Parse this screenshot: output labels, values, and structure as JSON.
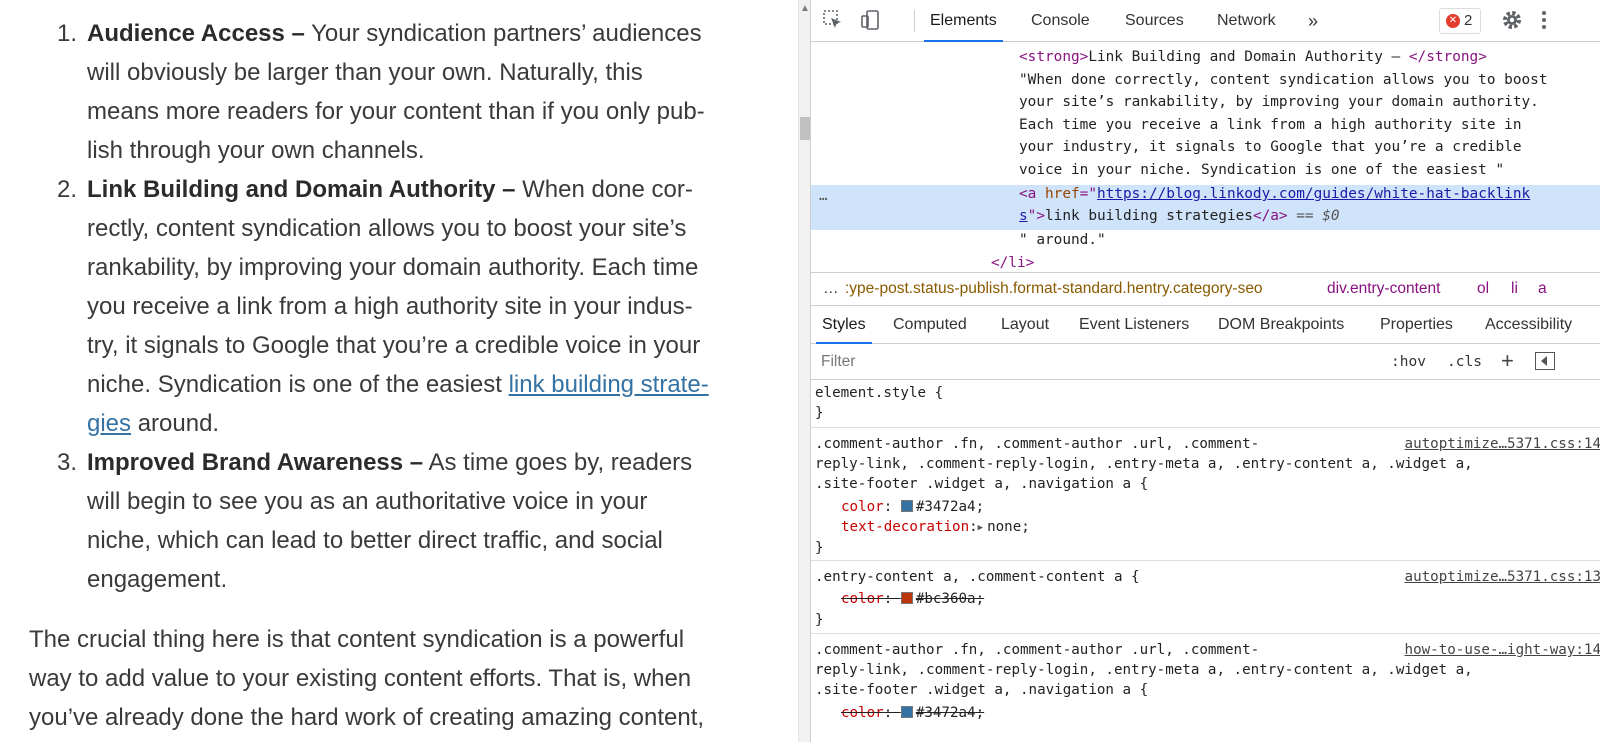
{
  "article": {
    "items": [
      {
        "num": "1.",
        "heading": "Audience Access –",
        "lines": [
          " Your syndication partners’ audiences",
          "will obviously be larger than your own. Naturally, this",
          "means more readers for your content than if you only pub-",
          "lish through your own channels."
        ]
      },
      {
        "num": "2.",
        "heading": "Link Building and Domain Authority –",
        "lines": [
          " When done cor-",
          "rectly, content syndication allows you to boost your site’s",
          "rankability, by improving your domain authority. Each time",
          "you receive a link from a high authority site in your indus-",
          "try, it signals to Google that you’re a credible voice in your"
        ],
        "line6_before": "niche. Syndication is one of the easiest ",
        "link_part1": "link building strate-",
        "link_part2": "gies",
        "after_link": " around."
      },
      {
        "num": "3.",
        "heading": "Improved Brand Awareness –",
        "lines": [
          " As time goes by, readers",
          "will begin to see you as an authoritative voice in your",
          "niche, which can lead to better direct traffic, and social",
          "engagement."
        ]
      }
    ],
    "paragraph_lines": [
      "The crucial thing here is that content syndication is a powerful",
      "way to add value to your existing content efforts. That is, when",
      "you’ve already done the hard work of creating amazing content,"
    ]
  },
  "devtools": {
    "tabs": [
      "Elements",
      "Console",
      "Sources",
      "Network"
    ],
    "more_tabs": "»",
    "error_count": "2",
    "dom": {
      "strong_open": "<strong>",
      "strong_text": "Link Building and Domain Authority – ",
      "strong_close": "</strong>",
      "text_lines": [
        "\"When done correctly, content syndication allows you to boost",
        "your site’s rankability, by improving your domain authority.",
        "Each time you receive a link from a high authority site in",
        "your industry, it signals to Google that you’re a credible",
        "voice in your niche. Syndication is one of the easiest \""
      ],
      "a_open": "<a ",
      "href_attr": "href",
      "href_eq": "=\"",
      "href_val1": "https://blog.linkody.com/guides/white-hat-backlink",
      "href_val2": "s",
      "a_close_quote": "\">",
      "a_text": "link building strategies",
      "a_close": "</a>",
      "eq0": " == $0",
      "after_text": "\" around.\"",
      "li_close": "</li>",
      "selected_dots": "…"
    },
    "breadcrumb": {
      "more": "…",
      "items": [
        ":ype-post.status-publish.format-standard.hentry.category-seo",
        "div.entry-content",
        "ol",
        "li",
        "a"
      ]
    },
    "subtabs": [
      "Styles",
      "Computed",
      "Layout",
      "Event Listeners",
      "DOM Breakpoints",
      "Properties",
      "Accessibility"
    ],
    "filter_placeholder": "Filter",
    "hov": ":hov",
    "cls": ".cls",
    "plus": "+",
    "rules": [
      {
        "lines": [
          "element.style {",
          "}"
        ]
      },
      {
        "selector_lines": [
          ".comment-author .fn, .comment-author .url, .comment-",
          "reply-link, .comment-reply-login, .entry-meta a, .entry-content a, .widget a,",
          ".site-footer .widget a, .navigation a {"
        ],
        "source": "autoptimize…5371.css:14",
        "props": [
          {
            "name": "color",
            "value": "#3472a4",
            "swatch": "#3472a4",
            "strike": false
          },
          {
            "name": "text-decoration",
            "value": "none",
            "strike": false,
            "expander": "▶"
          }
        ],
        "close": "}"
      },
      {
        "selector_lines": [
          ".entry-content a, .comment-content a {"
        ],
        "source": "autoptimize…5371.css:13",
        "props": [
          {
            "name": "color",
            "value": "#bc360a",
            "swatch": "#bc360a",
            "strike": true
          }
        ],
        "close": "}"
      },
      {
        "selector_lines": [
          ".comment-author .fn, .comment-author .url, .comment-",
          "reply-link, .comment-reply-login, .entry-meta a, .entry-content a, .widget a,",
          ".site-footer .widget a, .navigation a {"
        ],
        "source": "how-to-use-…ight-way:14",
        "props": [
          {
            "name": "color",
            "value": "#3472a4",
            "swatch": "#3472a4",
            "strike": true
          }
        ]
      }
    ]
  }
}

——

▶ Stated task:
Copy the whole listing above word for word but do not carry over the pictures.

▶ Task output:
Parse this screenshot: output labels, values, and structure as JSON.
{
  "article": {
    "items": [
      {
        "num": "1.",
        "heading": "Audience Access –",
        "lines": [
          " Your syndication partners’ audiences",
          "will obviously be larger than your own. Naturally, this",
          "means more readers for your content than if you only pub-",
          "lish through your own channels."
        ]
      },
      {
        "num": "2.",
        "heading": "Link Building and Domain Authority –",
        "lines": [
          " When done cor-",
          "rectly, content syndication allows you to boost your site’s",
          "rankability, by improving your domain authority. Each time",
          "you receive a link from a high authority site in your indus-",
          "try, it signals to Google that you’re a credible voice in your"
        ],
        "line6_before": "niche. Syndication is one of the easiest ",
        "link_part1": "link building strate-",
        "link_part2": "gies",
        "after_link": " around."
      },
      {
        "num": "3.",
        "heading": "Improved Brand Awareness –",
        "lines": [
          " As time goes by, readers",
          "will begin to see you as an authoritative voice in your",
          "niche, which can lead to better direct traffic, and social",
          "engagement."
        ]
      }
    ],
    "paragraph_lines": [
      "The crucial thing here is that content syndication is a powerful",
      "way to add value to your existing content efforts. That is, when",
      "you’ve already done the hard work of creating amazing content,"
    ]
  },
  "devtools": {
    "tabs": [
      "Elements",
      "Console",
      "Sources",
      "Network"
    ],
    "more_tabs": "»",
    "error_count": "2",
    "dom": {
      "strong_open": "<strong>",
      "strong_text": "Link Building and Domain Authority – ",
      "strong_close": "</strong>",
      "text_lines": [
        "\"When done correctly, content syndication allows you to boost",
        "your site’s rankability, by improving your domain authority.",
        "Each time you receive a link from a high authority site in",
        "your industry, it signals to Google that you’re a credible",
        "voice in your niche. Syndication is one of the easiest \""
      ],
      "a_open": "<a ",
      "href_attr": "href",
      "href_eq": "=\"",
      "href_val1": "https://blog.linkody.com/guides/white-hat-backlink",
      "href_val2": "s",
      "a_close_quote": "\">",
      "a_text": "link building strategies",
      "a_close": "</a>",
      "eq0": " == $0",
      "after_text": "\" around.\"",
      "li_close": "</li>",
      "selected_dots": "…"
    },
    "breadcrumb": {
      "more": "…",
      "items": [
        ":ype-post.status-publish.format-standard.hentry.category-seo",
        "div.entry-content",
        "ol",
        "li",
        "a"
      ]
    },
    "subtabs": [
      "Styles",
      "Computed",
      "Layout",
      "Event Listeners",
      "DOM Breakpoints",
      "Properties",
      "Accessibility"
    ],
    "filter_placeholder": "Filter",
    "hov": ":hov",
    "cls": ".cls",
    "plus": "+",
    "rules": [
      {
        "lines": [
          "element.style {",
          "}"
        ]
      },
      {
        "selector_lines": [
          ".comment-author .fn, .comment-author .url, .comment-",
          "reply-link, .comment-reply-login, .entry-meta a, .entry-content a, .widget a,",
          ".site-footer .widget a, .navigation a {"
        ],
        "source": "autoptimize…5371.css:14",
        "props": [
          {
            "name": "color",
            "value": "#3472a4",
            "swatch": "#3472a4",
            "strike": false
          },
          {
            "name": "text-decoration",
            "value": "none",
            "strike": false,
            "expander": "▶"
          }
        ],
        "close": "}"
      },
      {
        "selector_lines": [
          ".entry-content a, .comment-content a {"
        ],
        "source": "autoptimize…5371.css:13",
        "props": [
          {
            "name": "color",
            "value": "#bc360a",
            "swatch": "#bc360a",
            "strike": true
          }
        ],
        "close": "}"
      },
      {
        "selector_lines": [
          ".comment-author .fn, .comment-author .url, .comment-",
          "reply-link, .comment-reply-login, .entry-meta a, .entry-content a, .widget a,",
          ".site-footer .widget a, .navigation a {"
        ],
        "source": "how-to-use-…ight-way:14",
        "props": [
          {
            "name": "color",
            "value": "#3472a4",
            "swatch": "#3472a4",
            "strike": true
          }
        ]
      }
    ]
  }
}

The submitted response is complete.